_Objective_: In the listing below, identify each line with the word "Respostas" and return those lines.

* * * * *

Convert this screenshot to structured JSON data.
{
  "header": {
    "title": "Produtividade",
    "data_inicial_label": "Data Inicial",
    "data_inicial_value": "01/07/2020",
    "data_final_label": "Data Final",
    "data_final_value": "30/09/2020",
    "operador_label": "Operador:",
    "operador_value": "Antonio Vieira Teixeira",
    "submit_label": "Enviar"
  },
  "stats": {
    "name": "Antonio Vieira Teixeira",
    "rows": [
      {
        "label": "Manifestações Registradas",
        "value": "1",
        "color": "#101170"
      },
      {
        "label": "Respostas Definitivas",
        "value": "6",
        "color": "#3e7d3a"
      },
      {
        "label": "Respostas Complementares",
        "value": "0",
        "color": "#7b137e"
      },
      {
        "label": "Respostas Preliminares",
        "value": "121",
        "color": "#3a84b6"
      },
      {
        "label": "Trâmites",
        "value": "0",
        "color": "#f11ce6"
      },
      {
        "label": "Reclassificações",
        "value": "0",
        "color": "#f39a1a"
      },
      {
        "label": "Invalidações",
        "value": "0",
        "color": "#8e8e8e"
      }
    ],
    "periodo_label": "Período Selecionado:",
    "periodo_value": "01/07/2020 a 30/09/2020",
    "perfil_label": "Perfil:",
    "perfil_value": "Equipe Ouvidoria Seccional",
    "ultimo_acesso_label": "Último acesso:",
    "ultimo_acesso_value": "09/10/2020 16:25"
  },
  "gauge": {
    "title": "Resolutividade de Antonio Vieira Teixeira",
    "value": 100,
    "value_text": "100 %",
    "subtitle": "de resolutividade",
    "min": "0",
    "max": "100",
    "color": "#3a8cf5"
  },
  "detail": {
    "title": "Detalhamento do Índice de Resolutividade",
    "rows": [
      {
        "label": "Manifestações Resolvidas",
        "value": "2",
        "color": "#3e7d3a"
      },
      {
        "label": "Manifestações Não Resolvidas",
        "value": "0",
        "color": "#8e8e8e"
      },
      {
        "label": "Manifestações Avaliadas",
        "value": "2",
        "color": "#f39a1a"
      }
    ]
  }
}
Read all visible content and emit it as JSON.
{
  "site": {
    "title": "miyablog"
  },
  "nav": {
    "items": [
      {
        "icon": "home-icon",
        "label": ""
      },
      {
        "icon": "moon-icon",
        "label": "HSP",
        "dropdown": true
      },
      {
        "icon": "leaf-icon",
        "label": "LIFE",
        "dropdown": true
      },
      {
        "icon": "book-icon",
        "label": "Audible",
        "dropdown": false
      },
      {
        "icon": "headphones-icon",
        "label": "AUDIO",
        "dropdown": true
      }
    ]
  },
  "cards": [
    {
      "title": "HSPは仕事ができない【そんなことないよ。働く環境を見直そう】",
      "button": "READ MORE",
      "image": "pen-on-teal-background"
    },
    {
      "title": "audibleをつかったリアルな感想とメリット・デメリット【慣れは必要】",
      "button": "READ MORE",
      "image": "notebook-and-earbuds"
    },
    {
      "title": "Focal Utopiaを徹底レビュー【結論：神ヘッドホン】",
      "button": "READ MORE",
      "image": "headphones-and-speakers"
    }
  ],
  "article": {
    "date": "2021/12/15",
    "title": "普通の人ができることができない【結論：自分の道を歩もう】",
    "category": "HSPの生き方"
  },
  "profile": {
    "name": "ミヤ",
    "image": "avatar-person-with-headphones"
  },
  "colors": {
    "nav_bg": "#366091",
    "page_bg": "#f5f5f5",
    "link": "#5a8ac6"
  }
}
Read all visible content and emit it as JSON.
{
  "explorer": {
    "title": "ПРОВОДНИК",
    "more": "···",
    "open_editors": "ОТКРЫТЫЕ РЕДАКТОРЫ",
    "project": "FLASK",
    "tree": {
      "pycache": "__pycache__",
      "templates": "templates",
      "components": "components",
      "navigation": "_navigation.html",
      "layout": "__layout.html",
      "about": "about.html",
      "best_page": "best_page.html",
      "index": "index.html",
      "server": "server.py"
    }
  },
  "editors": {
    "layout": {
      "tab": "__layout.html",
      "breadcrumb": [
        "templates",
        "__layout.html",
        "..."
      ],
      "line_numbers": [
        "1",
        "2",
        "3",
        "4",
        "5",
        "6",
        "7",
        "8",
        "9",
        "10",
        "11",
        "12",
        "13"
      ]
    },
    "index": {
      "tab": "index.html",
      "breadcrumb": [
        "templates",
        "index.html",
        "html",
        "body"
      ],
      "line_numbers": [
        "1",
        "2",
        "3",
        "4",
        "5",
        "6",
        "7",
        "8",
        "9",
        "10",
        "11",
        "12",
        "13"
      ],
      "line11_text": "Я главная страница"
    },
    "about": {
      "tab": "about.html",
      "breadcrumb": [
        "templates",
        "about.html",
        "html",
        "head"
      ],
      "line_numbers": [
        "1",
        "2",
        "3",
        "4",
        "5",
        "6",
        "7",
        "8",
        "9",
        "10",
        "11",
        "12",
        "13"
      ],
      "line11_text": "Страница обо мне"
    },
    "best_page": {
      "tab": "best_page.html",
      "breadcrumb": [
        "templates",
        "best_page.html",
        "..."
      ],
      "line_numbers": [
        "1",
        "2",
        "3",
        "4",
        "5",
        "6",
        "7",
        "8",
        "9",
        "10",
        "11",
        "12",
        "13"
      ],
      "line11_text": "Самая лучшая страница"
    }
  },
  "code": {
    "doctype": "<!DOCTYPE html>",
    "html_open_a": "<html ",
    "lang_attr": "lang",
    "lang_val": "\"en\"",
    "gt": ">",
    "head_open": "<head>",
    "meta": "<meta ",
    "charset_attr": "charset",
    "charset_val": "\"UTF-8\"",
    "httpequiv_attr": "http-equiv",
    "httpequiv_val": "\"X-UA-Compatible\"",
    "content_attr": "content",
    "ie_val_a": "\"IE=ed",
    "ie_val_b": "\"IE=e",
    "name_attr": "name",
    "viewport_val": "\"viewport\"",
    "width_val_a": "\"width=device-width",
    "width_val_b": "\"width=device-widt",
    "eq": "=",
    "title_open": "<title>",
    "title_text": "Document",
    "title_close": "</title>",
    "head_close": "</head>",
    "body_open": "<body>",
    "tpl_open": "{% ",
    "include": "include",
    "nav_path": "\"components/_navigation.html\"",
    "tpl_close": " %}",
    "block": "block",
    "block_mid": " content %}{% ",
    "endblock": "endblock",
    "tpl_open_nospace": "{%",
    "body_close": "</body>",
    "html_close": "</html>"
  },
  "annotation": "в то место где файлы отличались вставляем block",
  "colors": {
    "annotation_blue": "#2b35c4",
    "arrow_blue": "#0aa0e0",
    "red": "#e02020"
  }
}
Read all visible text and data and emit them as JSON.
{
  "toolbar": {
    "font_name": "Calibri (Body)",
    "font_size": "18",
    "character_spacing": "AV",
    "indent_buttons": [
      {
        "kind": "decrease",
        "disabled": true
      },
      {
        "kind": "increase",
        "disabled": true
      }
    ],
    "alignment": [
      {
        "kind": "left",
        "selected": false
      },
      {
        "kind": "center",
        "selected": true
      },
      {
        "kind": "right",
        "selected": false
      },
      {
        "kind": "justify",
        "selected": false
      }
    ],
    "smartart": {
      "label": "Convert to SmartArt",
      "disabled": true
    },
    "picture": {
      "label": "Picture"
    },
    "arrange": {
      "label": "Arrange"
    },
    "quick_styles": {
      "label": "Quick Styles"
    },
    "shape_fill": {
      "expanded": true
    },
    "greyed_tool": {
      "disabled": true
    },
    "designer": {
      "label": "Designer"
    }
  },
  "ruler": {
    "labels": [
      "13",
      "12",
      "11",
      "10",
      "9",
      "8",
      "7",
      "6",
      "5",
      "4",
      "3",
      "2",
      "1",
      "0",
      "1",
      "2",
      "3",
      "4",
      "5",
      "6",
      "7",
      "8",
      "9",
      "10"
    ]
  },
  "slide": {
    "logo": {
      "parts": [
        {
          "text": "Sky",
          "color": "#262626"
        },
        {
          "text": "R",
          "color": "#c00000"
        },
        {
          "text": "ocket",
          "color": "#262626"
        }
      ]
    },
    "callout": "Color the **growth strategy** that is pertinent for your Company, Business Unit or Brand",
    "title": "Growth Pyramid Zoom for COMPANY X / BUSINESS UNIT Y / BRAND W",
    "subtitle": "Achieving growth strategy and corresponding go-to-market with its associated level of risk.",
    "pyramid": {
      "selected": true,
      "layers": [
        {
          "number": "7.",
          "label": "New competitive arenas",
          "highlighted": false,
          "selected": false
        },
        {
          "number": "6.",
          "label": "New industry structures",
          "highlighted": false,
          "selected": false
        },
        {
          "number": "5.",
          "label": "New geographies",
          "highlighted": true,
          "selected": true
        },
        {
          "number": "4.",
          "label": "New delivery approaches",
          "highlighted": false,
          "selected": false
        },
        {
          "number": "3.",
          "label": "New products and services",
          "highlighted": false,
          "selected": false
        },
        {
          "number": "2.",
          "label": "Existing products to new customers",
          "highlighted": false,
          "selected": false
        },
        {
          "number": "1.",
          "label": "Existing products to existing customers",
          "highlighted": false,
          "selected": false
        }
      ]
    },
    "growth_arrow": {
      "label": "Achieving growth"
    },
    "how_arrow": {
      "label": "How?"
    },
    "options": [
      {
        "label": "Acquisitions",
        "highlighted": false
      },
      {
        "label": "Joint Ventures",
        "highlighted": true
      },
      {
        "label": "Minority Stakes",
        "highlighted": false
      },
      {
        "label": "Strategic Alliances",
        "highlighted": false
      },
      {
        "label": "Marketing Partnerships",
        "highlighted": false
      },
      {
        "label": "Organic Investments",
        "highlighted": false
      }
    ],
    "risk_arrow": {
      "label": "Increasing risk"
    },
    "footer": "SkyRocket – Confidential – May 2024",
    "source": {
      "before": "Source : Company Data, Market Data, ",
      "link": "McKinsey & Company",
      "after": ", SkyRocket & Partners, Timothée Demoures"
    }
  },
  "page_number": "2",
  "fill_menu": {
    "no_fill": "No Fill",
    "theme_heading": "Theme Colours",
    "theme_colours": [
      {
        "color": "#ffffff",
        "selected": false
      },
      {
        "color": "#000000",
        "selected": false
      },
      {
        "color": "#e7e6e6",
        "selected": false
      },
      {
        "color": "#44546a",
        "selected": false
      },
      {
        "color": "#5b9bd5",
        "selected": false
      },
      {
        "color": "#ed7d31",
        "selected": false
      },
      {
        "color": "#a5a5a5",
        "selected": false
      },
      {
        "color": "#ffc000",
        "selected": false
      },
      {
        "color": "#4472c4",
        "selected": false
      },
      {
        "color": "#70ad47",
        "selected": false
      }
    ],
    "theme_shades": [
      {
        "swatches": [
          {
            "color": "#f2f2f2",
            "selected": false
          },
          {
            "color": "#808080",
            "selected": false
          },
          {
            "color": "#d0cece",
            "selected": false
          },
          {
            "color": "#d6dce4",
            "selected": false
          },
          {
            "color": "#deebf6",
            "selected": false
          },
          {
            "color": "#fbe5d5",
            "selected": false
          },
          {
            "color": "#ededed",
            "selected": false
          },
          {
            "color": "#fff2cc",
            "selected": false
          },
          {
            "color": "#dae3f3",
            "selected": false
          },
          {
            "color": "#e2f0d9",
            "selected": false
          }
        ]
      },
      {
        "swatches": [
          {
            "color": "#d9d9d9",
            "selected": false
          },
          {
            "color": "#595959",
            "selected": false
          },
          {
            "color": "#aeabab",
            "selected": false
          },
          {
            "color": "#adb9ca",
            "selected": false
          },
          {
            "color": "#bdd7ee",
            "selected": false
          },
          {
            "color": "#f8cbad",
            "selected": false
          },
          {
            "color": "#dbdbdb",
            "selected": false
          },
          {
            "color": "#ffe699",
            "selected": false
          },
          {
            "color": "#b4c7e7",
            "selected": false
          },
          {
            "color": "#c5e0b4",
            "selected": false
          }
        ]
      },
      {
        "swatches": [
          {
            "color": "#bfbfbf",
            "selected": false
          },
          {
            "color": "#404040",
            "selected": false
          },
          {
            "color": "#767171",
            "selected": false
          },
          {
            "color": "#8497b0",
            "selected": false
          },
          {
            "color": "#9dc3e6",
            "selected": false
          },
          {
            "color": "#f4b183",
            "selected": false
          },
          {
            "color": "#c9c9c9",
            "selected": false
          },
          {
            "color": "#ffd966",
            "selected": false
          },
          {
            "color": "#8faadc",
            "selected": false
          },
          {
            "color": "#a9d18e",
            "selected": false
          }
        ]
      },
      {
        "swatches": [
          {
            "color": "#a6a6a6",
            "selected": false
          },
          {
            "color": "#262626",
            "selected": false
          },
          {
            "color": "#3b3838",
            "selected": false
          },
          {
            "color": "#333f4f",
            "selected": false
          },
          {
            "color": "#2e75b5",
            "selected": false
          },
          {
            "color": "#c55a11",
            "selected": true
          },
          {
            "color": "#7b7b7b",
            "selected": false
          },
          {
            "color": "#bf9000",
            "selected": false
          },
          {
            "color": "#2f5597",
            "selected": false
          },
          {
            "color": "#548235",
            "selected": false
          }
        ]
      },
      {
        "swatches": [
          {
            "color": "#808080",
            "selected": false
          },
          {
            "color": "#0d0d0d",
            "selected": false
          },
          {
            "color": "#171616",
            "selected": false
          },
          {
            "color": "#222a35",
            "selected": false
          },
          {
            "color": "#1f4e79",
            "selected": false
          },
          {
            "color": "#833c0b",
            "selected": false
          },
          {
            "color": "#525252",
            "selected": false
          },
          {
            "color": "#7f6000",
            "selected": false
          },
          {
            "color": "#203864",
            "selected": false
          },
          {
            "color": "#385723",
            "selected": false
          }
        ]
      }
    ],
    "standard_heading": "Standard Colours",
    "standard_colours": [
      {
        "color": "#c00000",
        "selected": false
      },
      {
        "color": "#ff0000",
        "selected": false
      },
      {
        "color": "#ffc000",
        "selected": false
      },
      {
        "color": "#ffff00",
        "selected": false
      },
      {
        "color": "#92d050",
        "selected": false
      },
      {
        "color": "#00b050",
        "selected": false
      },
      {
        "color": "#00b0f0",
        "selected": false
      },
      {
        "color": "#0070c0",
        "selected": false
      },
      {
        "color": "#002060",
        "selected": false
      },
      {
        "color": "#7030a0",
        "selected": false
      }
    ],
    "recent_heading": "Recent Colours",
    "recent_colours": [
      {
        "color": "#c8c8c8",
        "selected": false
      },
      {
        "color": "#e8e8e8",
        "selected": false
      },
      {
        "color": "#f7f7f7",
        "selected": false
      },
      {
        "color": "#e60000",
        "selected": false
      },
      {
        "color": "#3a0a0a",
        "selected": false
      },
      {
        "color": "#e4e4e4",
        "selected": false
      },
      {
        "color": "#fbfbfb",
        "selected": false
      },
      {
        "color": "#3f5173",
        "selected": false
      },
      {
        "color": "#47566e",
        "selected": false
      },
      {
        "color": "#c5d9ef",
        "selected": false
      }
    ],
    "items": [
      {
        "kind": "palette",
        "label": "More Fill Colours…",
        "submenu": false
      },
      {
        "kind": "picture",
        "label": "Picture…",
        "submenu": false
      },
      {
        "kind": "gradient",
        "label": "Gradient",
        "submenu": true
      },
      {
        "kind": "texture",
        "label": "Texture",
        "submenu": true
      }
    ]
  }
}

* * * * *

_Exercise result_:
        "label": "Respostas Definitivas",
        "label": "Respostas Complementares",
        "label": "Respostas Preliminares",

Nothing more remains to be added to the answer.